-- start of LISTING --
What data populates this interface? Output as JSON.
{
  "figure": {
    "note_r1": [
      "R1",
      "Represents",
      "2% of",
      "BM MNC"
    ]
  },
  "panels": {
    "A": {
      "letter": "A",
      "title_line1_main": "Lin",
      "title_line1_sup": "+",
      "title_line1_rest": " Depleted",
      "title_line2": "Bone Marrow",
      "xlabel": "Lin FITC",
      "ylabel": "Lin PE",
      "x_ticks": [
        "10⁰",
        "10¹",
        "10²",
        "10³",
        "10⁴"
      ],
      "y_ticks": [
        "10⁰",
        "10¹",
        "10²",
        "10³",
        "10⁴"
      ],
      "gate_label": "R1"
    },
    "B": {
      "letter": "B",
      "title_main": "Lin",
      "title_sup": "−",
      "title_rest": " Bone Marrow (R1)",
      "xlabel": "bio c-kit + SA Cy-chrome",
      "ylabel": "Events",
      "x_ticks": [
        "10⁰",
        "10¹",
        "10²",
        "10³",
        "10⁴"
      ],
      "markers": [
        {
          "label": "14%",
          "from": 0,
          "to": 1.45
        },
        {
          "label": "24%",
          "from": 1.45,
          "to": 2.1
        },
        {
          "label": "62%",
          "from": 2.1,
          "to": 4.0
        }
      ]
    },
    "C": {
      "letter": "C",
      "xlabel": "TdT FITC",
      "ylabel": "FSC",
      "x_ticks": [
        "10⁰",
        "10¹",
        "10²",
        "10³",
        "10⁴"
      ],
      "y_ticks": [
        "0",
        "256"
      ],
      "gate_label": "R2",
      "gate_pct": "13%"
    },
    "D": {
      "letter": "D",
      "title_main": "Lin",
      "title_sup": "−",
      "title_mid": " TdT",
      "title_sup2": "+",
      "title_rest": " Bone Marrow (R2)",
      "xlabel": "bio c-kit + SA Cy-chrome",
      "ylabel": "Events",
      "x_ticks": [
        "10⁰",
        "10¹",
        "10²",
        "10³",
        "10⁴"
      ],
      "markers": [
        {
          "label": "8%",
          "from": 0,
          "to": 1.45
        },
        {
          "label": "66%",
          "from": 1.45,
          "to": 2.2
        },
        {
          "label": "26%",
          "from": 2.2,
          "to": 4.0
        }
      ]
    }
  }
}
-- end of LISTING --
-- GOAL OF THE EXERCISE --
Nothing should be left out: repeat all of the data exactly.

-- SOLUTION TO THIS EXERCISE --
What data populates this interface? Output as JSON.
{
  "figure": {
    "note_r1": [
      "R1",
      "Represents",
      "2% of",
      "BM MNC"
    ]
  },
  "panels": {
    "A": {
      "letter": "A",
      "title_line1_main": "Lin",
      "title_line1_sup": "+",
      "title_line1_rest": " Depleted",
      "title_line2": "Bone Marrow",
      "xlabel": "Lin FITC",
      "ylabel": "Lin PE",
      "x_ticks": [
        "10⁰",
        "10¹",
        "10²",
        "10³",
        "10⁴"
      ],
      "y_ticks": [
        "10⁰",
        "10¹",
        "10²",
        "10³",
        "10⁴"
      ],
      "gate_label": "R1"
    },
    "B": {
      "letter": "B",
      "title_main": "Lin",
      "title_sup": "−",
      "title_rest": " Bone Marrow (R1)",
      "xlabel": "bio c-kit + SA Cy-chrome",
      "ylabel": "Events",
      "x_ticks": [
        "10⁰",
        "10¹",
        "10²",
        "10³",
        "10⁴"
      ],
      "markers": [
        {
          "label": "14%",
          "from": 0,
          "to": 1.45
        },
        {
          "label": "24%",
          "from": 1.45,
          "to": 2.1
        },
        {
          "label": "62%",
          "from": 2.1,
          "to": 4.0
        }
      ]
    },
    "C": {
      "letter": "C",
      "xlabel": "TdT FITC",
      "ylabel": "FSC",
      "x_ticks": [
        "10⁰",
        "10¹",
        "10²",
        "10³",
        "10⁴"
      ],
      "y_ticks": [
        "0",
        "256"
      ],
      "gate_label": "R2",
      "gate_pct": "13%"
    },
    "D": {
      "letter": "D",
      "title_main": "Lin",
      "title_sup": "−",
      "title_mid": " TdT",
      "title_sup2": "+",
      "title_rest": " Bone Marrow (R2)",
      "xlabel": "bio c-kit + SA Cy-chrome",
      "ylabel": "Events",
      "x_ticks": [
        "10⁰",
        "10¹",
        "10²",
        "10³",
        "10⁴"
      ],
      "markers": [
        {
          "label": "8%",
          "from": 0,
          "to": 1.45
        },
        {
          "label": "66%",
          "from": 1.45,
          "to": 2.2
        },
        {
          "label": "26%",
          "from": 2.2,
          "to": 4.0
        }
      ]
    }
  }
}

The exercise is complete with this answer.